Problem statement: Copy the lines below as they are; omit the images they contain.

Data shown:
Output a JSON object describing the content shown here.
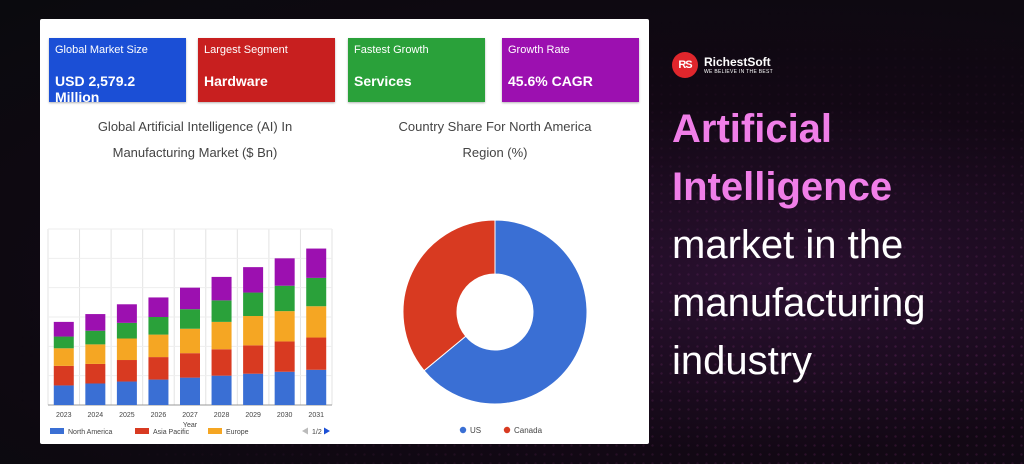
{
  "stats": [
    {
      "label": "Global Market Size",
      "value": "USD 2,579.2 Million",
      "color": "#1b4fd6"
    },
    {
      "label": "Largest Segment",
      "value": "Hardware",
      "color": "#c81f1f"
    },
    {
      "label": "Fastest Growth",
      "value": "Services",
      "color": "#2aa13a"
    },
    {
      "label": "Growth Rate",
      "value": "45.6% CAGR",
      "color": "#9c10b0"
    }
  ],
  "brand": {
    "name": "RichestSoft",
    "tagline": "WE BELIEVE IN THE BEST",
    "logo_text": "RS"
  },
  "headline": {
    "highlight": [
      "Artificial",
      "Intelligence"
    ],
    "plain": [
      "market in the",
      "manufacturing",
      "industry"
    ]
  },
  "pager": {
    "text": "1/2",
    "prev_icon": "triangle-left-icon",
    "next_icon": "triangle-right-icon"
  },
  "chart_data": [
    {
      "type": "bar",
      "stacked": true,
      "title_lines": [
        "Global Artificial Intelligence (AI) In",
        "Manufacturing Market ($ Bn)"
      ],
      "xlabel": "Year",
      "ylabel": "",
      "categories": [
        "2023",
        "2024",
        "2025",
        "2026",
        "2027",
        "2028",
        "2029",
        "2030",
        "2031"
      ],
      "ylim": [
        0,
        18
      ],
      "grid": true,
      "legend_position": "bottom",
      "series": [
        {
          "name": "North America",
          "color": "#3a6fd4",
          "values": [
            2.0,
            2.2,
            2.4,
            2.6,
            2.8,
            3.0,
            3.2,
            3.4,
            3.6
          ]
        },
        {
          "name": "Asia Pacific",
          "color": "#d83a21",
          "values": [
            2.0,
            2.0,
            2.2,
            2.3,
            2.5,
            2.7,
            2.9,
            3.1,
            3.3
          ]
        },
        {
          "name": "Europe",
          "color": "#f5a623",
          "values": [
            1.8,
            2.0,
            2.2,
            2.3,
            2.5,
            2.8,
            3.0,
            3.1,
            3.2
          ]
        },
        {
          "name": "",
          "color": "#2aa13a",
          "values": [
            1.2,
            1.4,
            1.6,
            1.8,
            2.0,
            2.2,
            2.4,
            2.6,
            2.9
          ]
        },
        {
          "name": "",
          "color": "#9c10b0",
          "values": [
            1.5,
            1.7,
            1.9,
            2.0,
            2.2,
            2.4,
            2.6,
            2.8,
            3.0
          ]
        }
      ]
    },
    {
      "type": "pie",
      "donut": true,
      "title_lines": [
        "Country Share For North America",
        "Region (%)"
      ],
      "legend_position": "bottom",
      "labels": [
        "US",
        "Canada"
      ],
      "values": [
        64,
        36
      ],
      "colors": [
        "#3a6fd4",
        "#d83a21"
      ]
    }
  ]
}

Exercise answer:
Output a JSON object describing the content shown here.
{
  "stats": [
    {
      "label": "Global Market Size",
      "value": "USD 2,579.2 Million",
      "color": "#1b4fd6"
    },
    {
      "label": "Largest Segment",
      "value": "Hardware",
      "color": "#c81f1f"
    },
    {
      "label": "Fastest Growth",
      "value": "Services",
      "color": "#2aa13a"
    },
    {
      "label": "Growth Rate",
      "value": "45.6% CAGR",
      "color": "#9c10b0"
    }
  ],
  "brand": {
    "name": "RichestSoft",
    "tagline": "WE BELIEVE IN THE BEST",
    "logo_text": "RS"
  },
  "headline": {
    "highlight": [
      "Artificial",
      "Intelligence"
    ],
    "plain": [
      "market in the",
      "manufacturing",
      "industry"
    ]
  },
  "pager": {
    "text": "1/2",
    "prev_icon": "triangle-left-icon",
    "next_icon": "triangle-right-icon"
  },
  "chart_data": [
    {
      "type": "bar",
      "stacked": true,
      "title_lines": [
        "Global Artificial Intelligence (AI) In",
        "Manufacturing Market ($ Bn)"
      ],
      "xlabel": "Year",
      "ylabel": "",
      "categories": [
        "2023",
        "2024",
        "2025",
        "2026",
        "2027",
        "2028",
        "2029",
        "2030",
        "2031"
      ],
      "ylim": [
        0,
        18
      ],
      "grid": true,
      "legend_position": "bottom",
      "series": [
        {
          "name": "North America",
          "color": "#3a6fd4",
          "values": [
            2.0,
            2.2,
            2.4,
            2.6,
            2.8,
            3.0,
            3.2,
            3.4,
            3.6
          ]
        },
        {
          "name": "Asia Pacific",
          "color": "#d83a21",
          "values": [
            2.0,
            2.0,
            2.2,
            2.3,
            2.5,
            2.7,
            2.9,
            3.1,
            3.3
          ]
        },
        {
          "name": "Europe",
          "color": "#f5a623",
          "values": [
            1.8,
            2.0,
            2.2,
            2.3,
            2.5,
            2.8,
            3.0,
            3.1,
            3.2
          ]
        },
        {
          "name": "",
          "color": "#2aa13a",
          "values": [
            1.2,
            1.4,
            1.6,
            1.8,
            2.0,
            2.2,
            2.4,
            2.6,
            2.9
          ]
        },
        {
          "name": "",
          "color": "#9c10b0",
          "values": [
            1.5,
            1.7,
            1.9,
            2.0,
            2.2,
            2.4,
            2.6,
            2.8,
            3.0
          ]
        }
      ]
    },
    {
      "type": "pie",
      "donut": true,
      "title_lines": [
        "Country Share For North America",
        "Region (%)"
      ],
      "legend_position": "bottom",
      "labels": [
        "US",
        "Canada"
      ],
      "values": [
        64,
        36
      ],
      "colors": [
        "#3a6fd4",
        "#d83a21"
      ]
    }
  ]
}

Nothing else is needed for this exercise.